▶ _Records supplied_:
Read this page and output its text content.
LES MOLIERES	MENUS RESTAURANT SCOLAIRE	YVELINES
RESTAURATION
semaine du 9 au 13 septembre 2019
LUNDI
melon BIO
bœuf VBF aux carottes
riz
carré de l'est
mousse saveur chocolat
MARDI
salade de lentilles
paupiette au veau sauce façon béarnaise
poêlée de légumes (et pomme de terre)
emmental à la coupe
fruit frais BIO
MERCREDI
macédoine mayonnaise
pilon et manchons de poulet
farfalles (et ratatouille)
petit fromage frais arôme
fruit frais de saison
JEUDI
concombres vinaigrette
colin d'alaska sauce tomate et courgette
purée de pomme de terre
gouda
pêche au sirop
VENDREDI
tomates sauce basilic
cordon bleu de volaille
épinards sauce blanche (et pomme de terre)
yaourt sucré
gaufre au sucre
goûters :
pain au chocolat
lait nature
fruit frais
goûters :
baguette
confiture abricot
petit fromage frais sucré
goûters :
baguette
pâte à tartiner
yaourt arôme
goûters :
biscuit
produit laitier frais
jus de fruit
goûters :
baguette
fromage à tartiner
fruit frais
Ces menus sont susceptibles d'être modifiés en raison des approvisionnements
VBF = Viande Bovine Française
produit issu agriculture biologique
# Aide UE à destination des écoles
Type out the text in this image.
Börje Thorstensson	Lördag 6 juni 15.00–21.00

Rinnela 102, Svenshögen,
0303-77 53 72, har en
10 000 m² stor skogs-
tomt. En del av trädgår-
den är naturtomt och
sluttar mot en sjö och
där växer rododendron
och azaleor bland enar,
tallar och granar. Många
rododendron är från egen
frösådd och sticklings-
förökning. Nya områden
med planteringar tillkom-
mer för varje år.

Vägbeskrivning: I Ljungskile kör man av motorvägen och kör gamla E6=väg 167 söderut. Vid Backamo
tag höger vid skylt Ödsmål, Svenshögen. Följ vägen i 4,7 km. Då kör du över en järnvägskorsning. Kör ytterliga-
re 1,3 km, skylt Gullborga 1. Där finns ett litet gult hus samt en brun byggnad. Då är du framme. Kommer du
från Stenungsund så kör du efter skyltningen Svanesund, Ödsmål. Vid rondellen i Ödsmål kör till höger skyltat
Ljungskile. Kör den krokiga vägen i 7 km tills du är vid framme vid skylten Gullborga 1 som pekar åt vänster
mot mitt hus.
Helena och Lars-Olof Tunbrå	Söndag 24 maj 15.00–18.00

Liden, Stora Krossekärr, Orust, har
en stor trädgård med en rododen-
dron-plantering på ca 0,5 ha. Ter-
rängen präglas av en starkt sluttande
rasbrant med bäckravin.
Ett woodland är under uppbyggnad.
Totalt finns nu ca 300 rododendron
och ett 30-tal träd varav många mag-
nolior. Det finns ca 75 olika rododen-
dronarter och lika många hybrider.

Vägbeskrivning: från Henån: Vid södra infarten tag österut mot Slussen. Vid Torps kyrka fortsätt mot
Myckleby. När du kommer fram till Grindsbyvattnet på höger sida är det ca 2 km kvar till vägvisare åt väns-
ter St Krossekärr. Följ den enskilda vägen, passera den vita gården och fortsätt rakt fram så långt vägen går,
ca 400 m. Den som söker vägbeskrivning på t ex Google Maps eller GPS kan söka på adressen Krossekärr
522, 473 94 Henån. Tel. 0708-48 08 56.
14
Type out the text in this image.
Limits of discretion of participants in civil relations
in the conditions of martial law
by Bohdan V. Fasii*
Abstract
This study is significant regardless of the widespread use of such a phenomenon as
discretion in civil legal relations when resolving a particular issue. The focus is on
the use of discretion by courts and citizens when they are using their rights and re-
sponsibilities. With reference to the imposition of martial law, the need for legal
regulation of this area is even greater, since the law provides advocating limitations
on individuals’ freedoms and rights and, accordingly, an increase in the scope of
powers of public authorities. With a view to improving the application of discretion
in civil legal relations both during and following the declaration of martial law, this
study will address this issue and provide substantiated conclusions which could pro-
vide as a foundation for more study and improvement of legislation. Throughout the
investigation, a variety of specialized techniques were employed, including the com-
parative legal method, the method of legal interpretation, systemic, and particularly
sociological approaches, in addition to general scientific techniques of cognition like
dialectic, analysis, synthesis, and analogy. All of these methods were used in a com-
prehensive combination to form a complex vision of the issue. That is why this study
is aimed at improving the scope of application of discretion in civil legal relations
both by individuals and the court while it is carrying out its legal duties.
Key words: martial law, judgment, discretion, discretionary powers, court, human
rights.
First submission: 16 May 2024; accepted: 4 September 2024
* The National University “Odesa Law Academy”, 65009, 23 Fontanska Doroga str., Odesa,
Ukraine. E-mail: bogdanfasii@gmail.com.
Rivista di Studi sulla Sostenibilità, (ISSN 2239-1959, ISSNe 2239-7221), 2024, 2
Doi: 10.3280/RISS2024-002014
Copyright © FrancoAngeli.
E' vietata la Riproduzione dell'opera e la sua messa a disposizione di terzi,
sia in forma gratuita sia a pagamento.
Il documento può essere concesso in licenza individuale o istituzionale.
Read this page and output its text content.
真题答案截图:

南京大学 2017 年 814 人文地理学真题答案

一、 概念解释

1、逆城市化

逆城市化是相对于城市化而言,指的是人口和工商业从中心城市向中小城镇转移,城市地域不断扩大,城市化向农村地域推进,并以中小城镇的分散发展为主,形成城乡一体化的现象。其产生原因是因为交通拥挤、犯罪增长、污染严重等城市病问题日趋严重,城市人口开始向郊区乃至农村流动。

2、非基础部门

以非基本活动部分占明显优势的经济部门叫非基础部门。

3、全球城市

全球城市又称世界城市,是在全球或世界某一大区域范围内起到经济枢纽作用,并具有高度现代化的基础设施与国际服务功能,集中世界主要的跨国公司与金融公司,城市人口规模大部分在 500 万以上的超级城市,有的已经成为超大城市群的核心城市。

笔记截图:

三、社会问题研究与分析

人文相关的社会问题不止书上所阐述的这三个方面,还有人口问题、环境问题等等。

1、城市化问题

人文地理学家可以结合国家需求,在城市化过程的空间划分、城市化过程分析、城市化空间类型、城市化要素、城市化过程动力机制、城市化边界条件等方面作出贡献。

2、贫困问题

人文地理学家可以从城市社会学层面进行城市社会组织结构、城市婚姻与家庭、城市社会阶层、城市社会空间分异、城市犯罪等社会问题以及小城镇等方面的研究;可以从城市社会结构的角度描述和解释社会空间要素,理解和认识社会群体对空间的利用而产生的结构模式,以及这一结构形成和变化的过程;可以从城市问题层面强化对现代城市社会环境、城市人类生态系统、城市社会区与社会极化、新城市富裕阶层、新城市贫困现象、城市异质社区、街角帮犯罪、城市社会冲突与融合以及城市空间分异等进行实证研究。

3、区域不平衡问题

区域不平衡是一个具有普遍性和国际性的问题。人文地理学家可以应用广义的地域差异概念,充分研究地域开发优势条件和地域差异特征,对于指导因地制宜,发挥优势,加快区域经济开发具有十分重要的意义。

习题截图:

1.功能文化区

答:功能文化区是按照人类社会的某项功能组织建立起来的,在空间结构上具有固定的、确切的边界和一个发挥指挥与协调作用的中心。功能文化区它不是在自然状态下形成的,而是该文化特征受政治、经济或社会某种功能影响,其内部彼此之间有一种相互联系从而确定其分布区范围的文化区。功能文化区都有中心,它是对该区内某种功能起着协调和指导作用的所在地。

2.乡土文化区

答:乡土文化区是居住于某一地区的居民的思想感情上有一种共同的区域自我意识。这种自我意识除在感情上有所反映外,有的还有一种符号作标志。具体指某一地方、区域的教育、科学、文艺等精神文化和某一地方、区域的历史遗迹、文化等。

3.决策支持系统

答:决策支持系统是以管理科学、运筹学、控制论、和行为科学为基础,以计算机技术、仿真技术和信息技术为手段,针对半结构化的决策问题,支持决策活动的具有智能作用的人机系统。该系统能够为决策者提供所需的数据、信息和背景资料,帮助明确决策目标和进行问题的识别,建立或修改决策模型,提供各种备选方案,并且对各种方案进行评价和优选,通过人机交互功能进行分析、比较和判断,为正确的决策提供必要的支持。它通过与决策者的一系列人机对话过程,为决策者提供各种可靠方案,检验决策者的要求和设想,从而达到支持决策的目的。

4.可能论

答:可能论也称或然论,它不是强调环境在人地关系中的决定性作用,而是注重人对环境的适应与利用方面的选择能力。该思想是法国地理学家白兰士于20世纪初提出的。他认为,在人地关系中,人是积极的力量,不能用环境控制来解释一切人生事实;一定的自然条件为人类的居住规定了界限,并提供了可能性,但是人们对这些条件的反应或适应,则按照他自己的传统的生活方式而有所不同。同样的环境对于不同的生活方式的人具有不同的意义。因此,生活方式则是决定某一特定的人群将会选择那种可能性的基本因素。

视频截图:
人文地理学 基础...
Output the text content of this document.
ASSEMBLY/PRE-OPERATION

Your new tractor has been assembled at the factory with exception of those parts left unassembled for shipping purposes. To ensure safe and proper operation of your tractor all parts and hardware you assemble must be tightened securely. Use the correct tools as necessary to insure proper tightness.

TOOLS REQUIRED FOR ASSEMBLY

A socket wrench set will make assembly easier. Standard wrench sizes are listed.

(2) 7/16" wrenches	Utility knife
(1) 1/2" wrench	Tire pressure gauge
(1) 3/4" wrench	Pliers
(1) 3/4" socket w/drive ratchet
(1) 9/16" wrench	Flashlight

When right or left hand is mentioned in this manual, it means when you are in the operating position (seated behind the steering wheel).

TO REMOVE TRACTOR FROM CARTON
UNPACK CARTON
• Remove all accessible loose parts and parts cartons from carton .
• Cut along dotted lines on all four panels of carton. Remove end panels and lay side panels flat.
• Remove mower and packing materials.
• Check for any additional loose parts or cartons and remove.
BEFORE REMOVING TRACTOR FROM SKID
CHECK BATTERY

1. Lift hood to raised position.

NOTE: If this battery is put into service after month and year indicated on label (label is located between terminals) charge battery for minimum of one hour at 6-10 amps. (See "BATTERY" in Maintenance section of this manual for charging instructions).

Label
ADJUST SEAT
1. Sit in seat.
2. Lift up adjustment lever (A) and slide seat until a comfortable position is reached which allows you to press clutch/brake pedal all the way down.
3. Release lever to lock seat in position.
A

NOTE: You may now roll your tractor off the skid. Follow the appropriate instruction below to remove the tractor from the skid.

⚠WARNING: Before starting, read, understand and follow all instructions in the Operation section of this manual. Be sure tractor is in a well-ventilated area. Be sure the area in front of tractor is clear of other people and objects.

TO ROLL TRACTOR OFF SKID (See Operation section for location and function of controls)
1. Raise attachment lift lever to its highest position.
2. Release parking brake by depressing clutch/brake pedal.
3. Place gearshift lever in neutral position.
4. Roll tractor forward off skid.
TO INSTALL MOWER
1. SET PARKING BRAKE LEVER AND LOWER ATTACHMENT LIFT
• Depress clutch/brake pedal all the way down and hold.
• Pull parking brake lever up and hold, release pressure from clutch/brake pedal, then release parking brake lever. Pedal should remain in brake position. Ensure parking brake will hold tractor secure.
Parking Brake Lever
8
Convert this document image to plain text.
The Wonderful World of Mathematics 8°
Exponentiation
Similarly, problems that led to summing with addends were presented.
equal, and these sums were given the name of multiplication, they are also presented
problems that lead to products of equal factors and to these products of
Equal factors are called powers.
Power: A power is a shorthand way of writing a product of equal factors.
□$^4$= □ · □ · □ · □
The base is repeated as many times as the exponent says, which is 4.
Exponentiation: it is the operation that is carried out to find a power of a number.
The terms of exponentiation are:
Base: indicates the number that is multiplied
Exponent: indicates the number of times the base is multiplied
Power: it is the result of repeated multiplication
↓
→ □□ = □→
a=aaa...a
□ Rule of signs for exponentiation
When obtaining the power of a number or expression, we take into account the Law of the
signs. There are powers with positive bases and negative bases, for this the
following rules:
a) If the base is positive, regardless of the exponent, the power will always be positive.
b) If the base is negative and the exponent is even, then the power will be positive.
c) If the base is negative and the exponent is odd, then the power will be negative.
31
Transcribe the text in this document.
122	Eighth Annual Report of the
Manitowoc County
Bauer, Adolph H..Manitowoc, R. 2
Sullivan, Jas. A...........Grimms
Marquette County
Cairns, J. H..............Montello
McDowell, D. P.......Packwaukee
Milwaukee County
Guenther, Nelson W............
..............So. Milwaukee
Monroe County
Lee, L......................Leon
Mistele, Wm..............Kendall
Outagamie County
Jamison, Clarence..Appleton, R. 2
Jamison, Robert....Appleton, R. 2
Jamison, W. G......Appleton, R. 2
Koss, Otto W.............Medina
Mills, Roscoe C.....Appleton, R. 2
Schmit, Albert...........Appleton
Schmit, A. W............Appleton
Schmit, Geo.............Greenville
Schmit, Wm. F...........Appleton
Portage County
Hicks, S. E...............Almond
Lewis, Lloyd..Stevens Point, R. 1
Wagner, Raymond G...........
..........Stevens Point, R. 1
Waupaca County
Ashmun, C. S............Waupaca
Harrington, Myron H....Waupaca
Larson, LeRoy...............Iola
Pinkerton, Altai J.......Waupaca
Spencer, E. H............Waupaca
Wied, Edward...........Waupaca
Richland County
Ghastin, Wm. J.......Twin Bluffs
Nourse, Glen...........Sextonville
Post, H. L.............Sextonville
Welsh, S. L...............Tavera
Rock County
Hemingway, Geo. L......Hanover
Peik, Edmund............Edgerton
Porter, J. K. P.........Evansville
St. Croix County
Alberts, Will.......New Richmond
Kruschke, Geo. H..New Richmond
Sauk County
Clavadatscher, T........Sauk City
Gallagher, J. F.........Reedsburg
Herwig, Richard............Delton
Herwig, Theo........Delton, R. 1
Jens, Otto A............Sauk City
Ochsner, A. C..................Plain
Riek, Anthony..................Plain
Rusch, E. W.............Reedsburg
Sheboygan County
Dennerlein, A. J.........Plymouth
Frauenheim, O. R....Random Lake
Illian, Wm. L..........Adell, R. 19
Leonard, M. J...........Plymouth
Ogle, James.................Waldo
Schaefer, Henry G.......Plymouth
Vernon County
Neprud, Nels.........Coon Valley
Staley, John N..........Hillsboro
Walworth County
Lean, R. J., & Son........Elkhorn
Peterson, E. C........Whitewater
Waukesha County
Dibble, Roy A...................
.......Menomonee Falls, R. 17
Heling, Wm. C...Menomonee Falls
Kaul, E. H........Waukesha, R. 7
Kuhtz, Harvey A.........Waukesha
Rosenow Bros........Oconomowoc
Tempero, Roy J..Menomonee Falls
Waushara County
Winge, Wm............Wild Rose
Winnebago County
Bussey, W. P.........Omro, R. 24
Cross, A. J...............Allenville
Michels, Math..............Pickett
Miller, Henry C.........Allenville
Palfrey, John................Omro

▶ _Exercise goal_: From the data, pick out every line that includes "following".

▶ _Written solution_:
in civil legal relations both during and following the declaration of martial law, this
following rules:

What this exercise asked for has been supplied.